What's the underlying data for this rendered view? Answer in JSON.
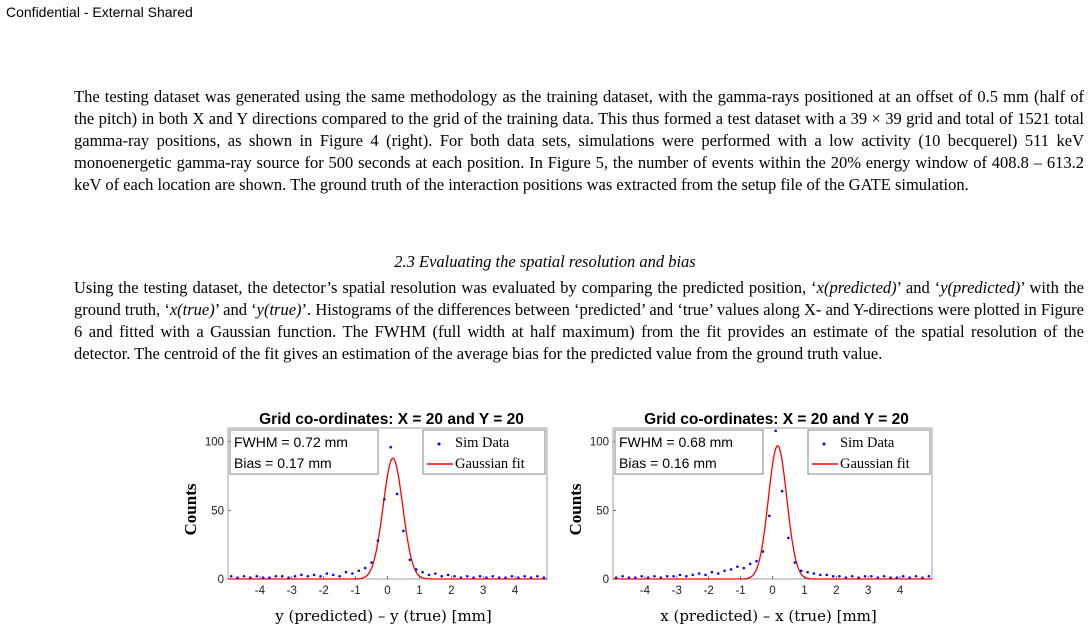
{
  "header": {
    "classification": "Confidential - External Shared"
  },
  "body": {
    "paragraph1": "The testing dataset was generated using the same methodology as the training dataset, with the gamma-rays positioned at an offset of 0.5 mm (half of the pitch) in both X and Y directions compared to the grid of the training data. This thus formed a test dataset with a 39 × 39 grid and total of 1521 total gamma-ray positions, as shown in Figure 4 (right). For both data sets, simulations were performed with a low activity (10 becquerel) 511 keV monoenergetic gamma-ray source for 500 seconds at each position. In Figure 5, the number of events within the 20% energy window of 408.8 – 613.2 keV of each location are shown. The ground truth of the interaction positions was extracted from the setup file of the GATE simulation.",
    "section_heading": "2.3 Evaluating the spatial resolution and bias",
    "paragraph2": {
      "s1": "Using the testing dataset, the detector’s spatial resolution was evaluated by comparing the predicted position, ‘",
      "t1": "x(predicted)",
      "s2": "’ and ‘",
      "t2": "y(predicted)",
      "s3": "’ with the ground truth, ‘",
      "t3": "x(true)",
      "s4": "’ and ‘",
      "t4": "y(true)",
      "s5": "’. Histograms of the differences between ‘predicted’ and ‘true’ values along X- and Y-directions were plotted in Figure 6 and fitted with a Gaussian function. The FWHM (full width at half maximum) from the fit provides an estimate of the spatial resolution of the detector. The centroid of the fit gives an estimation of the average bias for the predicted value from the ground truth value."
    }
  },
  "chart_data": [
    {
      "type": "scatter",
      "title": "Grid co-ordinates: X = 20 and Y = 20",
      "xlabel": "y (predicted) – y (true) [mm]",
      "ylabel": "Counts",
      "xlim": [
        -5,
        5
      ],
      "ylim": [
        0,
        110
      ],
      "xticks": [
        "-4",
        "-3",
        "-2",
        "-1",
        "0",
        "1",
        "2",
        "3",
        "4"
      ],
      "yticks": [
        "0",
        "50",
        "100"
      ],
      "stats": [
        "FWHM = 0.72 mm",
        "Bias = 0.17 mm"
      ],
      "legend_position": "top-right",
      "grid": false,
      "series": [
        {
          "name": "Sim Data",
          "style": "points",
          "color": "#0000ff",
          "x": [
            -4.9,
            -4.7,
            -4.5,
            -4.3,
            -4.1,
            -3.9,
            -3.7,
            -3.5,
            -3.3,
            -3.1,
            -2.9,
            -2.7,
            -2.5,
            -2.3,
            -2.1,
            -1.9,
            -1.7,
            -1.5,
            -1.3,
            -1.1,
            -0.9,
            -0.7,
            -0.5,
            -0.3,
            -0.1,
            0.1,
            0.3,
            0.5,
            0.7,
            0.9,
            1.1,
            1.3,
            1.5,
            1.7,
            1.9,
            2.1,
            2.3,
            2.5,
            2.7,
            2.9,
            3.1,
            3.3,
            3.5,
            3.7,
            3.9,
            4.1,
            4.3,
            4.5,
            4.7,
            4.9
          ],
          "y": [
            2,
            1,
            2,
            1,
            2,
            1,
            1,
            2,
            2,
            1,
            2,
            3,
            2,
            3,
            2,
            4,
            3,
            2,
            5,
            4,
            6,
            8,
            12,
            28,
            58,
            96,
            62,
            35,
            14,
            7,
            5,
            3,
            4,
            2,
            3,
            2,
            1,
            2,
            1,
            2,
            1,
            2,
            1,
            1,
            2,
            1,
            2,
            1,
            2,
            1
          ]
        },
        {
          "name": "Gaussian fit",
          "style": "line",
          "color": "#ff0000",
          "amplitude": 88,
          "mean": 0.17,
          "fwhm": 0.72
        }
      ]
    },
    {
      "type": "scatter",
      "title": "Grid co-ordinates: X = 20 and Y = 20",
      "xlabel": "x (predicted) – x (true) [mm]",
      "ylabel": "Counts",
      "xlim": [
        -5,
        5
      ],
      "ylim": [
        0,
        110
      ],
      "xticks": [
        "-4",
        "-3",
        "-2",
        "-1",
        "0",
        "1",
        "2",
        "3",
        "4"
      ],
      "yticks": [
        "0",
        "50",
        "100"
      ],
      "stats": [
        "FWHM = 0.68 mm",
        "Bias = 0.16 mm"
      ],
      "legend_position": "top-right",
      "grid": false,
      "series": [
        {
          "name": "Sim Data",
          "style": "points",
          "color": "#0000ff",
          "x": [
            -4.9,
            -4.7,
            -4.5,
            -4.3,
            -4.1,
            -3.9,
            -3.7,
            -3.5,
            -3.3,
            -3.1,
            -2.9,
            -2.7,
            -2.5,
            -2.3,
            -2.1,
            -1.9,
            -1.7,
            -1.5,
            -1.3,
            -1.1,
            -0.9,
            -0.7,
            -0.5,
            -0.3,
            -0.1,
            0.1,
            0.3,
            0.5,
            0.7,
            0.9,
            1.1,
            1.3,
            1.5,
            1.7,
            1.9,
            2.1,
            2.3,
            2.5,
            2.7,
            2.9,
            3.1,
            3.3,
            3.5,
            3.7,
            3.9,
            4.1,
            4.3,
            4.5,
            4.7,
            4.9
          ],
          "y": [
            1,
            2,
            1,
            1,
            2,
            1,
            2,
            1,
            2,
            2,
            3,
            2,
            3,
            4,
            3,
            5,
            4,
            6,
            7,
            9,
            8,
            11,
            13,
            20,
            46,
            108,
            64,
            30,
            12,
            6,
            5,
            4,
            3,
            3,
            2,
            2,
            1,
            2,
            1,
            2,
            2,
            1,
            2,
            1,
            1,
            2,
            1,
            2,
            1,
            2
          ]
        },
        {
          "name": "Gaussian fit",
          "style": "line",
          "color": "#ff0000",
          "amplitude": 97,
          "mean": 0.16,
          "fwhm": 0.68
        }
      ]
    }
  ]
}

──────────────────────────────

**Set task:**
In your copy, leave out the pictures and reproduce the material above exactly.

**Response:**
What's the underlying data for this rendered view? Answer in JSON.
{
  "header": {
    "classification": "Confidential - External Shared"
  },
  "body": {
    "paragraph1": "The testing dataset was generated using the same methodology as the training dataset, with the gamma-rays positioned at an offset of 0.5 mm (half of the pitch) in both X and Y directions compared to the grid of the training data. This thus formed a test dataset with a 39 × 39 grid and total of 1521 total gamma-ray positions, as shown in Figure 4 (right). For both data sets, simulations were performed with a low activity (10 becquerel) 511 keV monoenergetic gamma-ray source for 500 seconds at each position. In Figure 5, the number of events within the 20% energy window of 408.8 – 613.2 keV of each location are shown. The ground truth of the interaction positions was extracted from the setup file of the GATE simulation.",
    "section_heading": "2.3 Evaluating the spatial resolution and bias",
    "paragraph2": {
      "s1": "Using the testing dataset, the detector’s spatial resolution was evaluated by comparing the predicted position, ‘",
      "t1": "x(predicted)",
      "s2": "’ and ‘",
      "t2": "y(predicted)",
      "s3": "’ with the ground truth, ‘",
      "t3": "x(true)",
      "s4": "’ and ‘",
      "t4": "y(true)",
      "s5": "’. Histograms of the differences between ‘predicted’ and ‘true’ values along X- and Y-directions were plotted in Figure 6 and fitted with a Gaussian function. The FWHM (full width at half maximum) from the fit provides an estimate of the spatial resolution of the detector. The centroid of the fit gives an estimation of the average bias for the predicted value from the ground truth value."
    }
  },
  "chart_data": [
    {
      "type": "scatter",
      "title": "Grid co-ordinates: X = 20 and Y = 20",
      "xlabel": "y (predicted) – y (true) [mm]",
      "ylabel": "Counts",
      "xlim": [
        -5,
        5
      ],
      "ylim": [
        0,
        110
      ],
      "xticks": [
        "-4",
        "-3",
        "-2",
        "-1",
        "0",
        "1",
        "2",
        "3",
        "4"
      ],
      "yticks": [
        "0",
        "50",
        "100"
      ],
      "stats": [
        "FWHM = 0.72 mm",
        "Bias = 0.17 mm"
      ],
      "legend_position": "top-right",
      "grid": false,
      "series": [
        {
          "name": "Sim Data",
          "style": "points",
          "color": "#0000ff",
          "x": [
            -4.9,
            -4.7,
            -4.5,
            -4.3,
            -4.1,
            -3.9,
            -3.7,
            -3.5,
            -3.3,
            -3.1,
            -2.9,
            -2.7,
            -2.5,
            -2.3,
            -2.1,
            -1.9,
            -1.7,
            -1.5,
            -1.3,
            -1.1,
            -0.9,
            -0.7,
            -0.5,
            -0.3,
            -0.1,
            0.1,
            0.3,
            0.5,
            0.7,
            0.9,
            1.1,
            1.3,
            1.5,
            1.7,
            1.9,
            2.1,
            2.3,
            2.5,
            2.7,
            2.9,
            3.1,
            3.3,
            3.5,
            3.7,
            3.9,
            4.1,
            4.3,
            4.5,
            4.7,
            4.9
          ],
          "y": [
            2,
            1,
            2,
            1,
            2,
            1,
            1,
            2,
            2,
            1,
            2,
            3,
            2,
            3,
            2,
            4,
            3,
            2,
            5,
            4,
            6,
            8,
            12,
            28,
            58,
            96,
            62,
            35,
            14,
            7,
            5,
            3,
            4,
            2,
            3,
            2,
            1,
            2,
            1,
            2,
            1,
            2,
            1,
            1,
            2,
            1,
            2,
            1,
            2,
            1
          ]
        },
        {
          "name": "Gaussian fit",
          "style": "line",
          "color": "#ff0000",
          "amplitude": 88,
          "mean": 0.17,
          "fwhm": 0.72
        }
      ]
    },
    {
      "type": "scatter",
      "title": "Grid co-ordinates: X = 20 and Y = 20",
      "xlabel": "x (predicted) – x (true) [mm]",
      "ylabel": "Counts",
      "xlim": [
        -5,
        5
      ],
      "ylim": [
        0,
        110
      ],
      "xticks": [
        "-4",
        "-3",
        "-2",
        "-1",
        "0",
        "1",
        "2",
        "3",
        "4"
      ],
      "yticks": [
        "0",
        "50",
        "100"
      ],
      "stats": [
        "FWHM = 0.68 mm",
        "Bias = 0.16 mm"
      ],
      "legend_position": "top-right",
      "grid": false,
      "series": [
        {
          "name": "Sim Data",
          "style": "points",
          "color": "#0000ff",
          "x": [
            -4.9,
            -4.7,
            -4.5,
            -4.3,
            -4.1,
            -3.9,
            -3.7,
            -3.5,
            -3.3,
            -3.1,
            -2.9,
            -2.7,
            -2.5,
            -2.3,
            -2.1,
            -1.9,
            -1.7,
            -1.5,
            -1.3,
            -1.1,
            -0.9,
            -0.7,
            -0.5,
            -0.3,
            -0.1,
            0.1,
            0.3,
            0.5,
            0.7,
            0.9,
            1.1,
            1.3,
            1.5,
            1.7,
            1.9,
            2.1,
            2.3,
            2.5,
            2.7,
            2.9,
            3.1,
            3.3,
            3.5,
            3.7,
            3.9,
            4.1,
            4.3,
            4.5,
            4.7,
            4.9
          ],
          "y": [
            1,
            2,
            1,
            1,
            2,
            1,
            2,
            1,
            2,
            2,
            3,
            2,
            3,
            4,
            3,
            5,
            4,
            6,
            7,
            9,
            8,
            11,
            13,
            20,
            46,
            108,
            64,
            30,
            12,
            6,
            5,
            4,
            3,
            3,
            2,
            2,
            1,
            2,
            1,
            2,
            2,
            1,
            2,
            1,
            1,
            2,
            1,
            2,
            1,
            2
          ]
        },
        {
          "name": "Gaussian fit",
          "style": "line",
          "color": "#ff0000",
          "amplitude": 97,
          "mean": 0.16,
          "fwhm": 0.68
        }
      ]
    }
  ]
}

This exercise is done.